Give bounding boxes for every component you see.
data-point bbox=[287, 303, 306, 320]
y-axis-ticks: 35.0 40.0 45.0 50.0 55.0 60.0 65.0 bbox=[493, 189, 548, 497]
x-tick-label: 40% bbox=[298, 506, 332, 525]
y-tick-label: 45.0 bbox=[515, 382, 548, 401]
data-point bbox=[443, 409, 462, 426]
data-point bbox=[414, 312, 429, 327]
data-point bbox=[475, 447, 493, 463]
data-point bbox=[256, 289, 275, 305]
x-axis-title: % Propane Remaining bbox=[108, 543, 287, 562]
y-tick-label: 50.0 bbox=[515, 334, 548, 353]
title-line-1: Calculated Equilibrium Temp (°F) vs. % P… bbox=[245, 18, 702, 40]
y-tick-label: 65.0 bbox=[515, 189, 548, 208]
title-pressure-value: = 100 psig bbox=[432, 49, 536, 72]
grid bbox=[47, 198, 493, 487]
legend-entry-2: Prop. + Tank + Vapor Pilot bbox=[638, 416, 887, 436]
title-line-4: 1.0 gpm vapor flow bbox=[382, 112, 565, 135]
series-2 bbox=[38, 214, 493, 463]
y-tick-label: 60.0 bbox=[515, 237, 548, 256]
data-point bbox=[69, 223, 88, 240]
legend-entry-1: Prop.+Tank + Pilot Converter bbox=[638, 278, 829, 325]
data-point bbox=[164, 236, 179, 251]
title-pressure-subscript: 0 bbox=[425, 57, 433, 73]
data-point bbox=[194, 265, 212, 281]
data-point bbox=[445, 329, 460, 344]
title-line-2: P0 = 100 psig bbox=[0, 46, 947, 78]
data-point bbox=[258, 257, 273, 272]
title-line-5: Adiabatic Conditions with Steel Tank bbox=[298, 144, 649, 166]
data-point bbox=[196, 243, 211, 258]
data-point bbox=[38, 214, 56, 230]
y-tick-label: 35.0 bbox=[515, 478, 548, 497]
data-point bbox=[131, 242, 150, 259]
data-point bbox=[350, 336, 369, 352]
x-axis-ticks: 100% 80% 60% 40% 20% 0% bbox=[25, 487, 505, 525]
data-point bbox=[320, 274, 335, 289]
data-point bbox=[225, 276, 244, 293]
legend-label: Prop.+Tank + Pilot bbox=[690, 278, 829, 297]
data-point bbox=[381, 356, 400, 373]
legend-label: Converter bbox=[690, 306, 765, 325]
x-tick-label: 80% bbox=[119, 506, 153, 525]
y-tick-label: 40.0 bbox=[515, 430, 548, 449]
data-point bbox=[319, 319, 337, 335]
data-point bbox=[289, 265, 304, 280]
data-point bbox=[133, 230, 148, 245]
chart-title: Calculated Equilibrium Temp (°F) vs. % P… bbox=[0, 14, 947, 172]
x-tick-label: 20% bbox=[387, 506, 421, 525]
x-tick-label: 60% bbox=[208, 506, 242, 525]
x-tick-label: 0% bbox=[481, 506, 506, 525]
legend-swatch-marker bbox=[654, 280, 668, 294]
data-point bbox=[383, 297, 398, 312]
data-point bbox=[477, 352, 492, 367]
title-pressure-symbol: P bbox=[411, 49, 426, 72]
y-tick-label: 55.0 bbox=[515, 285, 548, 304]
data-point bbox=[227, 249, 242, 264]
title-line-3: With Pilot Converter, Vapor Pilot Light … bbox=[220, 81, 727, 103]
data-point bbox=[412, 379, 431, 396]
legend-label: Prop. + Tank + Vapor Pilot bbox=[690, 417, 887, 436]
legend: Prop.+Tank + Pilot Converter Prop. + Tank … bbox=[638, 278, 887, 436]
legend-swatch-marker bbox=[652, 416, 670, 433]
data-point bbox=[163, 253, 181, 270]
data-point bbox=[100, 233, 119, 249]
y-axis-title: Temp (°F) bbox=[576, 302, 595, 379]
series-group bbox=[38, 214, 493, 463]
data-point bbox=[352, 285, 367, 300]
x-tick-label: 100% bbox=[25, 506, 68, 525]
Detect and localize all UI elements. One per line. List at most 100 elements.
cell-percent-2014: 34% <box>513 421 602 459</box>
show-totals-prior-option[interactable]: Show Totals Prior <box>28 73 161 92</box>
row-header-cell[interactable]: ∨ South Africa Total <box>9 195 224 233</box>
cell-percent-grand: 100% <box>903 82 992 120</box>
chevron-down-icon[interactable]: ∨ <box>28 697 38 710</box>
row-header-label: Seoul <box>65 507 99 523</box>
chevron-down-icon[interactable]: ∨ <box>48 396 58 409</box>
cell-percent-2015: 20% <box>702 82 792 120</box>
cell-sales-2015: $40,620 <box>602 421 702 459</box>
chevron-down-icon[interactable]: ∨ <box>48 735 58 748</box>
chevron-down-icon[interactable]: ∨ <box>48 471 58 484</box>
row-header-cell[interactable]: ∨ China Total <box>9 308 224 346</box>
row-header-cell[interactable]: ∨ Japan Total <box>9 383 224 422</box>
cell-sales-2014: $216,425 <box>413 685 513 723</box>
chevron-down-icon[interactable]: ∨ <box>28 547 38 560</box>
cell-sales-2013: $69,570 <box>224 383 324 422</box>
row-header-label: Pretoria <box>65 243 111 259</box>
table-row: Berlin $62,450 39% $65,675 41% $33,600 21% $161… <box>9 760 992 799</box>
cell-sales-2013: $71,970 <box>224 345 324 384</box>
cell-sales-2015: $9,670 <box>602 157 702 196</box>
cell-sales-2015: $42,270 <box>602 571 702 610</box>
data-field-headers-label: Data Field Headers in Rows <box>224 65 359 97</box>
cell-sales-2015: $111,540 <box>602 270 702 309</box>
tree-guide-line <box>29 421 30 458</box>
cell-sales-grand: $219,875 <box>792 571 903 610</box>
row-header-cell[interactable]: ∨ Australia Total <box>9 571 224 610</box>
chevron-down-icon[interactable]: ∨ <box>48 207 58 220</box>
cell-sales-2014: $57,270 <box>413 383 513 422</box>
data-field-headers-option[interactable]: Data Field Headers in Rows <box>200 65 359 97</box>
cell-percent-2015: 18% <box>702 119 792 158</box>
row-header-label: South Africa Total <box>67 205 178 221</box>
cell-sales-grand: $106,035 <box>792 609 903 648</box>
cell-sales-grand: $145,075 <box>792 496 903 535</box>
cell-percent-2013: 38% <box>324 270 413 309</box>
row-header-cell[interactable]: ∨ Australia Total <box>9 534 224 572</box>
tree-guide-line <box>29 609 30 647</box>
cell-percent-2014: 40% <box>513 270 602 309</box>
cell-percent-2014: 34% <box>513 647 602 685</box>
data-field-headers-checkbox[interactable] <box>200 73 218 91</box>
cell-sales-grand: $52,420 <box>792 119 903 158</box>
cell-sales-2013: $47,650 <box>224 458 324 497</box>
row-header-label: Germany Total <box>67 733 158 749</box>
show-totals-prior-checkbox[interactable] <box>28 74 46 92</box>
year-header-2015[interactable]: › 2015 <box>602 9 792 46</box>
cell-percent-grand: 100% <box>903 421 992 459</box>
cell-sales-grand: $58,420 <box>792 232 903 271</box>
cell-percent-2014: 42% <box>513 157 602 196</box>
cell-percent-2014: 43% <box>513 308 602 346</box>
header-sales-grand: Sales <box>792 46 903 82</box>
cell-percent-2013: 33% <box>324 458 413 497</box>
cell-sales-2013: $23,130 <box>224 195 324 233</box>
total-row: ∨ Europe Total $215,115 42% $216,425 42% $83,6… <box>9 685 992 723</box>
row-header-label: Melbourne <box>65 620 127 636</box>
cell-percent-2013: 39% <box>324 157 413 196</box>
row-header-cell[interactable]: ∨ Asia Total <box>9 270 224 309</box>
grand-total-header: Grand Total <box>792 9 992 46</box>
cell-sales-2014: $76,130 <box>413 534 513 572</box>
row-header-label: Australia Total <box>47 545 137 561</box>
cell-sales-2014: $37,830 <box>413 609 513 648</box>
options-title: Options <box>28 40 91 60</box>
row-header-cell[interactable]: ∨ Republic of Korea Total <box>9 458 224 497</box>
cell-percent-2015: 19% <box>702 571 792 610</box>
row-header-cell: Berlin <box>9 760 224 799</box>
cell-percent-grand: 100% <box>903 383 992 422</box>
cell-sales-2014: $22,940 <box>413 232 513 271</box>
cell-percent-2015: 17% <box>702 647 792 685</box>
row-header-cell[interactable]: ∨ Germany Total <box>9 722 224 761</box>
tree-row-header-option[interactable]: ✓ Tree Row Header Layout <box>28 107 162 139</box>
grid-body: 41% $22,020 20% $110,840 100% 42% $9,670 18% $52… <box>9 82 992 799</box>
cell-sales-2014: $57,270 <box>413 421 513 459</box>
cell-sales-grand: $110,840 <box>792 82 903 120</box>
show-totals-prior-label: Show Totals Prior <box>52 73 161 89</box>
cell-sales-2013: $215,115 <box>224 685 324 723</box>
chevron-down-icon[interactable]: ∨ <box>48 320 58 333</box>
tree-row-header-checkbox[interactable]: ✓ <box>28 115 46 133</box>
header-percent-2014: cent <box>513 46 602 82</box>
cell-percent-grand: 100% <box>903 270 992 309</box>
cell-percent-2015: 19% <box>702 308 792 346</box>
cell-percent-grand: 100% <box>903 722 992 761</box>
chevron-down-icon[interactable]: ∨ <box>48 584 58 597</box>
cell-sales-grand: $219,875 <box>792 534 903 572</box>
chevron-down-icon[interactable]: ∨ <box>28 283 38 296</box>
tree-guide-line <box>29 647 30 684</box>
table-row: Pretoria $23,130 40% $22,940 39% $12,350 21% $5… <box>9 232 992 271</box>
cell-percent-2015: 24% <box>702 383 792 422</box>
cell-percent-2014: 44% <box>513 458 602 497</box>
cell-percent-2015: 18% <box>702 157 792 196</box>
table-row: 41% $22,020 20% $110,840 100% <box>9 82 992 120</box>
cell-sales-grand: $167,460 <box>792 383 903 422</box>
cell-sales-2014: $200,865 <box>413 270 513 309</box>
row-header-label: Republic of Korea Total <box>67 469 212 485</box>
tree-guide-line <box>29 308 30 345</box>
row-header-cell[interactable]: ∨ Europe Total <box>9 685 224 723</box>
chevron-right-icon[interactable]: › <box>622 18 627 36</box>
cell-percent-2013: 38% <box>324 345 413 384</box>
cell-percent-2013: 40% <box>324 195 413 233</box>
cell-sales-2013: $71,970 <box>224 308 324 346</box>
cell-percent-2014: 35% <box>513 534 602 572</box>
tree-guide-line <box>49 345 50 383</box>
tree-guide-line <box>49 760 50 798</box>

────────────────────────────────────────

Exercise instructions: Rewrite everything from the start of the rows down to the line containing "title-line-4: 1.0 gpm", changing "Remaining" to "Left" and leaving the rest as it is.

Task response:
Give bounding boxes for every component you see.
data-point bbox=[287, 303, 306, 320]
y-axis-ticks: 35.0 40.0 45.0 50.0 55.0 60.0 65.0 bbox=[493, 189, 548, 497]
x-tick-label: 40% bbox=[298, 506, 332, 525]
y-tick-label: 45.0 bbox=[515, 382, 548, 401]
data-point bbox=[443, 409, 462, 426]
data-point bbox=[414, 312, 429, 327]
data-point bbox=[475, 447, 493, 463]
data-point bbox=[256, 289, 275, 305]
x-axis-title: % Propane Left bbox=[108, 543, 287, 562]
y-tick-label: 50.0 bbox=[515, 334, 548, 353]
title-line-1: Calculated Equilibrium Temp (°F) vs. % P… bbox=[245, 18, 702, 40]
y-tick-label: 65.0 bbox=[515, 189, 548, 208]
title-pressure-value: = 100 psig bbox=[432, 49, 536, 72]
grid bbox=[47, 198, 493, 487]
legend-entry-2: Prop. + Tank + Vapor Pilot bbox=[638, 416, 887, 436]
title-line-4: 1.0 gpm vapor flow bbox=[382, 112, 565, 135]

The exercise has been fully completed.